§ **The task**
Please repeat all of the listing exactly.

____ Listed entries

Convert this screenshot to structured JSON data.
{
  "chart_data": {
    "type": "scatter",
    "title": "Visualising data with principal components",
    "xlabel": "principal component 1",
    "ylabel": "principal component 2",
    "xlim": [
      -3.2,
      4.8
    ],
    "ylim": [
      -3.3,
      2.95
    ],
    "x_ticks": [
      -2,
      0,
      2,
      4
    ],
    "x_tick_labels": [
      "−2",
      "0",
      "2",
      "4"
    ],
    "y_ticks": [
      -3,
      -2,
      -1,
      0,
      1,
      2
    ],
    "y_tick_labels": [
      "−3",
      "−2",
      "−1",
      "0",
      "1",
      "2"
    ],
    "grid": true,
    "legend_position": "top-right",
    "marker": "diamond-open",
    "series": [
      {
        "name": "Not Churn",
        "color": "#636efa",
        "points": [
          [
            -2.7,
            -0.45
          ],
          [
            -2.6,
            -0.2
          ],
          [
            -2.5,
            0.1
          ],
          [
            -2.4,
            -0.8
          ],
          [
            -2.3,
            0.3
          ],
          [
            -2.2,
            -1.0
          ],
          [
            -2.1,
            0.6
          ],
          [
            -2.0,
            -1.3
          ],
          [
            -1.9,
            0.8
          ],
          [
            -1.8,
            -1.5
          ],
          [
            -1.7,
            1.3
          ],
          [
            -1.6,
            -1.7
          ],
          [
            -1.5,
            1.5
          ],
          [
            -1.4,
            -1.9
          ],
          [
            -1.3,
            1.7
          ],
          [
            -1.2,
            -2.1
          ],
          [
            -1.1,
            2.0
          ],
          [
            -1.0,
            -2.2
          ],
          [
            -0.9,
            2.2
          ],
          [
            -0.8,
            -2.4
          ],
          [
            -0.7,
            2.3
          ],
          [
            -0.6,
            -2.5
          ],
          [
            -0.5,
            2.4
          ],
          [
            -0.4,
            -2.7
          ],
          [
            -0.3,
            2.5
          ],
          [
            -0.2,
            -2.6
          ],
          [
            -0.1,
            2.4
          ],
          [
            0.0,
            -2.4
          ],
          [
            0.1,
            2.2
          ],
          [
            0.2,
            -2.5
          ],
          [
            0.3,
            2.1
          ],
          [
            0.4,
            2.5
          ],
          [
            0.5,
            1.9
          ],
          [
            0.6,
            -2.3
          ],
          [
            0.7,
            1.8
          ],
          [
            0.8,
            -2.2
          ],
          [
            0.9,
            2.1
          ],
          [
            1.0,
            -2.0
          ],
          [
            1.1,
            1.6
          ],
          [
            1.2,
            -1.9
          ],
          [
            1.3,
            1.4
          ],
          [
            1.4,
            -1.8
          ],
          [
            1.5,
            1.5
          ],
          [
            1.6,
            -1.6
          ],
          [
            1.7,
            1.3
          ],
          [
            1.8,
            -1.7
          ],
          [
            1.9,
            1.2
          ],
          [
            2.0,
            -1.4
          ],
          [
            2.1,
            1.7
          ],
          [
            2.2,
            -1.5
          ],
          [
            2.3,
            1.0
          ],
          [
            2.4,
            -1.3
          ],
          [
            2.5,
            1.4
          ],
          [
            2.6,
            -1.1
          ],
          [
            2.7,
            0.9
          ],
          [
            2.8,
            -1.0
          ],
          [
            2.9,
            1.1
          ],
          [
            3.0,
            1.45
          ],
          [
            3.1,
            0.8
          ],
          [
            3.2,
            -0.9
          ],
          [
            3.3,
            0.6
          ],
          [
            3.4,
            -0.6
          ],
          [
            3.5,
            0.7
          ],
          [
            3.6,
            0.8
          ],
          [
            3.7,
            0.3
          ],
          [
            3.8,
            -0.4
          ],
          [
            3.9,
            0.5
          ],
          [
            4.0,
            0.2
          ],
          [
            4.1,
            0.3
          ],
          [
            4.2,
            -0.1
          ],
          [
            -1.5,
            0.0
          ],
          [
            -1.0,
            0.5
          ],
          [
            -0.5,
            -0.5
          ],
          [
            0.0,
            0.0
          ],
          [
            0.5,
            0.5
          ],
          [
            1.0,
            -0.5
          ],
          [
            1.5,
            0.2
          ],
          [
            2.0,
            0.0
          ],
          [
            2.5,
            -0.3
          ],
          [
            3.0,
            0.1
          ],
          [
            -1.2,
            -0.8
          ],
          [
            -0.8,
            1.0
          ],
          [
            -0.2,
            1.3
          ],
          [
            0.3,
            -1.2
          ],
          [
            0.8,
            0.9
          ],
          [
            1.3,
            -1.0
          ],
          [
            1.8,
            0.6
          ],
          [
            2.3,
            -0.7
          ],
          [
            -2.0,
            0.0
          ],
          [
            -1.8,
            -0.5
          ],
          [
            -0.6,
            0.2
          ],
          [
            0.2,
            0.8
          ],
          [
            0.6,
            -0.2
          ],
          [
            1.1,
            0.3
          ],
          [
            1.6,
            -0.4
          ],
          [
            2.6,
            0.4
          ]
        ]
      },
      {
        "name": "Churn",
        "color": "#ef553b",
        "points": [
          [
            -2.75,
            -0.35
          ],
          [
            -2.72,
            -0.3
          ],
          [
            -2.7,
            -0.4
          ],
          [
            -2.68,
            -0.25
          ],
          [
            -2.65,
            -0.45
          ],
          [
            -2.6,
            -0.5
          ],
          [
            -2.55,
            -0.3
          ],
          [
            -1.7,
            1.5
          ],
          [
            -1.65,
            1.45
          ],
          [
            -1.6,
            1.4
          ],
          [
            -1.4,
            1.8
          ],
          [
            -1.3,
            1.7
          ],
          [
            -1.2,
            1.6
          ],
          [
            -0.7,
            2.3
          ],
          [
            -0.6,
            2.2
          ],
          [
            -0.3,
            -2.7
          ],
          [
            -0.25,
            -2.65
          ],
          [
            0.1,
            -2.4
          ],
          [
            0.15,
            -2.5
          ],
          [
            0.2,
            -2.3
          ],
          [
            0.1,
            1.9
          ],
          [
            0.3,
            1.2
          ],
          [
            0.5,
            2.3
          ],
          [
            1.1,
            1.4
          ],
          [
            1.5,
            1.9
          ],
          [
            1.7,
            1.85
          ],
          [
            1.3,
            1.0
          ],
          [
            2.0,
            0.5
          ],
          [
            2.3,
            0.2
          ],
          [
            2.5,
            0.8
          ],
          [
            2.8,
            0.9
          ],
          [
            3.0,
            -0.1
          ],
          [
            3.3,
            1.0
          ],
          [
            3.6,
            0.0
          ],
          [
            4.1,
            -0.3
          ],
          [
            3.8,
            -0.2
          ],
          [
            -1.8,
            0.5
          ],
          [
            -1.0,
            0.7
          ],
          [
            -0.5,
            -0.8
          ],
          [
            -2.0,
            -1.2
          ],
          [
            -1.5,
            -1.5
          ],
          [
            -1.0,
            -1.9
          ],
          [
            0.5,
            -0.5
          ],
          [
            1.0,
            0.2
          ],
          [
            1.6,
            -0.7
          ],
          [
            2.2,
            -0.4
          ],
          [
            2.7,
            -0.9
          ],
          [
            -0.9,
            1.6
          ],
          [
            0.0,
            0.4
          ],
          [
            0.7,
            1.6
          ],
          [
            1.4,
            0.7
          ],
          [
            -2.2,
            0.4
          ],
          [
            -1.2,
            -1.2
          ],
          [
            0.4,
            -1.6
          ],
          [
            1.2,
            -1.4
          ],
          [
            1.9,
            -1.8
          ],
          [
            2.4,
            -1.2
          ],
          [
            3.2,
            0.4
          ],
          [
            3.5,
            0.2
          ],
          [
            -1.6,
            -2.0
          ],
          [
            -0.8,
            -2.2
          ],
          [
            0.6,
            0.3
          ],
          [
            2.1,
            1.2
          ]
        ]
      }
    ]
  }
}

________

§ **Task answer**
Convert this screenshot to structured JSON data.
{
  "chart_data": {
    "type": "scatter",
    "title": "Visualising data with principal components",
    "xlabel": "principal component 1",
    "ylabel": "principal component 2",
    "xlim": [
      -3.2,
      4.8
    ],
    "ylim": [
      -3.3,
      2.95
    ],
    "x_ticks": [
      -2,
      0,
      2,
      4
    ],
    "x_tick_labels": [
      "−2",
      "0",
      "2",
      "4"
    ],
    "y_ticks": [
      -3,
      -2,
      -1,
      0,
      1,
      2
    ],
    "y_tick_labels": [
      "−3",
      "−2",
      "−1",
      "0",
      "1",
      "2"
    ],
    "grid": true,
    "legend_position": "top-right",
    "marker": "diamond-open",
    "series": [
      {
        "name": "Not Churn",
        "color": "#636efa",
        "points": [
          [
            -2.7,
            -0.45
          ],
          [
            -2.6,
            -0.2
          ],
          [
            -2.5,
            0.1
          ],
          [
            -2.4,
            -0.8
          ],
          [
            -2.3,
            0.3
          ],
          [
            -2.2,
            -1.0
          ],
          [
            -2.1,
            0.6
          ],
          [
            -2.0,
            -1.3
          ],
          [
            -1.9,
            0.8
          ],
          [
            -1.8,
            -1.5
          ],
          [
            -1.7,
            1.3
          ],
          [
            -1.6,
            -1.7
          ],
          [
            -1.5,
            1.5
          ],
          [
            -1.4,
            -1.9
          ],
          [
            -1.3,
            1.7
          ],
          [
            -1.2,
            -2.1
          ],
          [
            -1.1,
            2.0
          ],
          [
            -1.0,
            -2.2
          ],
          [
            -0.9,
            2.2
          ],
          [
            -0.8,
            -2.4
          ],
          [
            -0.7,
            2.3
          ],
          [
            -0.6,
            -2.5
          ],
          [
            -0.5,
            2.4
          ],
          [
            -0.4,
            -2.7
          ],
          [
            -0.3,
            2.5
          ],
          [
            -0.2,
            -2.6
          ],
          [
            -0.1,
            2.4
          ],
          [
            0.0,
            -2.4
          ],
          [
            0.1,
            2.2
          ],
          [
            0.2,
            -2.5
          ],
          [
            0.3,
            2.1
          ],
          [
            0.4,
            2.5
          ],
          [
            0.5,
            1.9
          ],
          [
            0.6,
            -2.3
          ],
          [
            0.7,
            1.8
          ],
          [
            0.8,
            -2.2
          ],
          [
            0.9,
            2.1
          ],
          [
            1.0,
            -2.0
          ],
          [
            1.1,
            1.6
          ],
          [
            1.2,
            -1.9
          ],
          [
            1.3,
            1.4
          ],
          [
            1.4,
            -1.8
          ],
          [
            1.5,
            1.5
          ],
          [
            1.6,
            -1.6
          ],
          [
            1.7,
            1.3
          ],
          [
            1.8,
            -1.7
          ],
          [
            1.9,
            1.2
          ],
          [
            2.0,
            -1.4
          ],
          [
            2.1,
            1.7
          ],
          [
            2.2,
            -1.5
          ],
          [
            2.3,
            1.0
          ],
          [
            2.4,
            -1.3
          ],
          [
            2.5,
            1.4
          ],
          [
            2.6,
            -1.1
          ],
          [
            2.7,
            0.9
          ],
          [
            2.8,
            -1.0
          ],
          [
            2.9,
            1.1
          ],
          [
            3.0,
            1.45
          ],
          [
            3.1,
            0.8
          ],
          [
            3.2,
            -0.9
          ],
          [
            3.3,
            0.6
          ],
          [
            3.4,
            -0.6
          ],
          [
            3.5,
            0.7
          ],
          [
            3.6,
            0.8
          ],
          [
            3.7,
            0.3
          ],
          [
            3.8,
            -0.4
          ],
          [
            3.9,
            0.5
          ],
          [
            4.0,
            0.2
          ],
          [
            4.1,
            0.3
          ],
          [
            4.2,
            -0.1
          ],
          [
            -1.5,
            0.0
          ],
          [
            -1.0,
            0.5
          ],
          [
            -0.5,
            -0.5
          ],
          [
            0.0,
            0.0
          ],
          [
            0.5,
            0.5
          ],
          [
            1.0,
            -0.5
          ],
          [
            1.5,
            0.2
          ],
          [
            2.0,
            0.0
          ],
          [
            2.5,
            -0.3
          ],
          [
            3.0,
            0.1
          ],
          [
            -1.2,
            -0.8
          ],
          [
            -0.8,
            1.0
          ],
          [
            -0.2,
            1.3
          ],
          [
            0.3,
            -1.2
          ],
          [
            0.8,
            0.9
          ],
          [
            1.3,
            -1.0
          ],
          [
            1.8,
            0.6
          ],
          [
            2.3,
            -0.7
          ],
          [
            -2.0,
            0.0
          ],
          [
            -1.8,
            -0.5
          ],
          [
            -0.6,
            0.2
          ],
          [
            0.2,
            0.8
          ],
          [
            0.6,
            -0.2
          ],
          [
            1.1,
            0.3
          ],
          [
            1.6,
            -0.4
          ],
          [
            2.6,
            0.4
          ]
        ]
      },
      {
        "name": "Churn",
        "color": "#ef553b",
        "points": [
          [
            -2.75,
            -0.35
          ],
          [
            -2.72,
            -0.3
          ],
          [
            -2.7,
            -0.4
          ],
          [
            -2.68,
            -0.25
          ],
          [
            -2.65,
            -0.45
          ],
          [
            -2.6,
            -0.5
          ],
          [
            -2.55,
            -0.3
          ],
          [
            -1.7,
            1.5
          ],
          [
            -1.65,
            1.45
          ],
          [
            -1.6,
            1.4
          ],
          [
            -1.4,
            1.8
          ],
          [
            -1.3,
            1.7
          ],
          [
            -1.2,
            1.6
          ],
          [
            -0.7,
            2.3
          ],
          [
            -0.6,
            2.2
          ],
          [
            -0.3,
            -2.7
          ],
          [
            -0.25,
            -2.65
          ],
          [
            0.1,
            -2.4
          ],
          [
            0.15,
            -2.5
          ],
          [
            0.2,
            -2.3
          ],
          [
            0.1,
            1.9
          ],
          [
            0.3,
            1.2
          ],
          [
            0.5,
            2.3
          ],
          [
            1.1,
            1.4
          ],
          [
            1.5,
            1.9
          ],
          [
            1.7,
            1.85
          ],
          [
            1.3,
            1.0
          ],
          [
            2.0,
            0.5
          ],
          [
            2.3,
            0.2
          ],
          [
            2.5,
            0.8
          ],
          [
            2.8,
            0.9
          ],
          [
            3.0,
            -0.1
          ],
          [
            3.3,
            1.0
          ],
          [
            3.6,
            0.0
          ],
          [
            4.1,
            -0.3
          ],
          [
            3.8,
            -0.2
          ],
          [
            -1.8,
            0.5
          ],
          [
            -1.0,
            0.7
          ],
          [
            -0.5,
            -0.8
          ],
          [
            -2.0,
            -1.2
          ],
          [
            -1.5,
            -1.5
          ],
          [
            -1.0,
            -1.9
          ],
          [
            0.5,
            -0.5
          ],
          [
            1.0,
            0.2
          ],
          [
            1.6,
            -0.7
          ],
          [
            2.2,
            -0.4
          ],
          [
            2.7,
            -0.9
          ],
          [
            -0.9,
            1.6
          ],
          [
            0.0,
            0.4
          ],
          [
            0.7,
            1.6
          ],
          [
            1.4,
            0.7
          ],
          [
            -2.2,
            0.4
          ],
          [
            -1.2,
            -1.2
          ],
          [
            0.4,
            -1.6
          ],
          [
            1.2,
            -1.4
          ],
          [
            1.9,
            -1.8
          ],
          [
            2.4,
            -1.2
          ],
          [
            3.2,
            0.4
          ],
          [
            3.5,
            0.2
          ],
          [
            -1.6,
            -2.0
          ],
          [
            -0.8,
            -2.2
          ],
          [
            0.6,
            0.3
          ],
          [
            2.1,
            1.2
          ]
        ]
      }
    ]
  }
}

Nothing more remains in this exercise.